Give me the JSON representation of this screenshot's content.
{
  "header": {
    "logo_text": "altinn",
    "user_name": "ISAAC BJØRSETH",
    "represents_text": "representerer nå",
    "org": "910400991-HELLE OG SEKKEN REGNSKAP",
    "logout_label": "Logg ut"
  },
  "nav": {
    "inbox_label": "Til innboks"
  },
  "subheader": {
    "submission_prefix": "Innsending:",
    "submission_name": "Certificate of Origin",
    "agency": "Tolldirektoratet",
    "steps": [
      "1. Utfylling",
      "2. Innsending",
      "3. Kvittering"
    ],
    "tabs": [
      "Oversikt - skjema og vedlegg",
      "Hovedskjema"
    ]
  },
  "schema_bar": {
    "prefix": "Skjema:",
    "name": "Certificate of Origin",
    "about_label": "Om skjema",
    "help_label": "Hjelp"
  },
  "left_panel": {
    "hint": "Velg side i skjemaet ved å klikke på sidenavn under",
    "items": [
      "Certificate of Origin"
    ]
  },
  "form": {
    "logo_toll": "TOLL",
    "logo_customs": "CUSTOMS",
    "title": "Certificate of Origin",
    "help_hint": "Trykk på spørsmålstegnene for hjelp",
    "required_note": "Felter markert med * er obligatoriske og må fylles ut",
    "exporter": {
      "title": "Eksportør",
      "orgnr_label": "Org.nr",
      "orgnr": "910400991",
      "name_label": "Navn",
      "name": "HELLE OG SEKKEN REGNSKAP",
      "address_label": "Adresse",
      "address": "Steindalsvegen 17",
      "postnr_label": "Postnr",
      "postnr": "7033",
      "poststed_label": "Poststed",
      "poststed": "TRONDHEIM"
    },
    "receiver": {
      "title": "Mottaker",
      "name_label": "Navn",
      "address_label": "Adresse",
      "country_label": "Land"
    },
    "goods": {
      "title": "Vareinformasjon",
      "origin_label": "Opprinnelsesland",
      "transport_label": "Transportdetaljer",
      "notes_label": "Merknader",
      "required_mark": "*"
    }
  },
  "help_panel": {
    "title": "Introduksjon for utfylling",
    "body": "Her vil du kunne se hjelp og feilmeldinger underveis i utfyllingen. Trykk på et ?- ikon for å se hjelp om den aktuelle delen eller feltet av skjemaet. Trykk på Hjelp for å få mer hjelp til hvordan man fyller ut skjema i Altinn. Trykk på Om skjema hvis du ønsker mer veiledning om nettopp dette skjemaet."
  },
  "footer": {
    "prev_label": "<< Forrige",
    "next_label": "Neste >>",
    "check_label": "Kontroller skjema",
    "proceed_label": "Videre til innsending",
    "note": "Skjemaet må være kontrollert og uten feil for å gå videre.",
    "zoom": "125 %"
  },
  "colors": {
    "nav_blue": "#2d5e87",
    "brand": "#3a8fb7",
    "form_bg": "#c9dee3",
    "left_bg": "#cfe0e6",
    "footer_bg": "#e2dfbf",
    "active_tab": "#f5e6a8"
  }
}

★ ★ ★

Output the listing above without altering a single character.

> _Answer to the task_:
Give me the JSON representation of this screenshot's content.
{
  "header": {
    "logo_text": "altinn",
    "user_name": "ISAAC BJØRSETH",
    "represents_text": "representerer nå",
    "org": "910400991-HELLE OG SEKKEN REGNSKAP",
    "logout_label": "Logg ut"
  },
  "nav": {
    "inbox_label": "Til innboks"
  },
  "subheader": {
    "submission_prefix": "Innsending:",
    "submission_name": "Certificate of Origin",
    "agency": "Tolldirektoratet",
    "steps": [
      "1. Utfylling",
      "2. Innsending",
      "3. Kvittering"
    ],
    "tabs": [
      "Oversikt - skjema og vedlegg",
      "Hovedskjema"
    ]
  },
  "schema_bar": {
    "prefix": "Skjema:",
    "name": "Certificate of Origin",
    "about_label": "Om skjema",
    "help_label": "Hjelp"
  },
  "left_panel": {
    "hint": "Velg side i skjemaet ved å klikke på sidenavn under",
    "items": [
      "Certificate of Origin"
    ]
  },
  "form": {
    "logo_toll": "TOLL",
    "logo_customs": "CUSTOMS",
    "title": "Certificate of Origin",
    "help_hint": "Trykk på spørsmålstegnene for hjelp",
    "required_note": "Felter markert med * er obligatoriske og må fylles ut",
    "exporter": {
      "title": "Eksportør",
      "orgnr_label": "Org.nr",
      "orgnr": "910400991",
      "name_label": "Navn",
      "name": "HELLE OG SEKKEN REGNSKAP",
      "address_label": "Adresse",
      "address": "Steindalsvegen 17",
      "postnr_label": "Postnr",
      "postnr": "7033",
      "poststed_label": "Poststed",
      "poststed": "TRONDHEIM"
    },
    "receiver": {
      "title": "Mottaker",
      "name_label": "Navn",
      "address_label": "Adresse",
      "country_label": "Land"
    },
    "goods": {
      "title": "Vareinformasjon",
      "origin_label": "Opprinnelsesland",
      "transport_label": "Transportdetaljer",
      "notes_label": "Merknader",
      "required_mark": "*"
    }
  },
  "help_panel": {
    "title": "Introduksjon for utfylling",
    "body": "Her vil du kunne se hjelp og feilmeldinger underveis i utfyllingen. Trykk på et ?- ikon for å se hjelp om den aktuelle delen eller feltet av skjemaet. Trykk på Hjelp for å få mer hjelp til hvordan man fyller ut skjema i Altinn. Trykk på Om skjema hvis du ønsker mer veiledning om nettopp dette skjemaet."
  },
  "footer": {
    "prev_label": "<< Forrige",
    "next_label": "Neste >>",
    "check_label": "Kontroller skjema",
    "proceed_label": "Videre til innsending",
    "note": "Skjemaet må være kontrollert og uten feil for å gå videre.",
    "zoom": "125 %"
  },
  "colors": {
    "nav_blue": "#2d5e87",
    "brand": "#3a8fb7",
    "form_bg": "#c9dee3",
    "left_bg": "#cfe0e6",
    "footer_bg": "#e2dfbf",
    "active_tab": "#f5e6a8"
  }
}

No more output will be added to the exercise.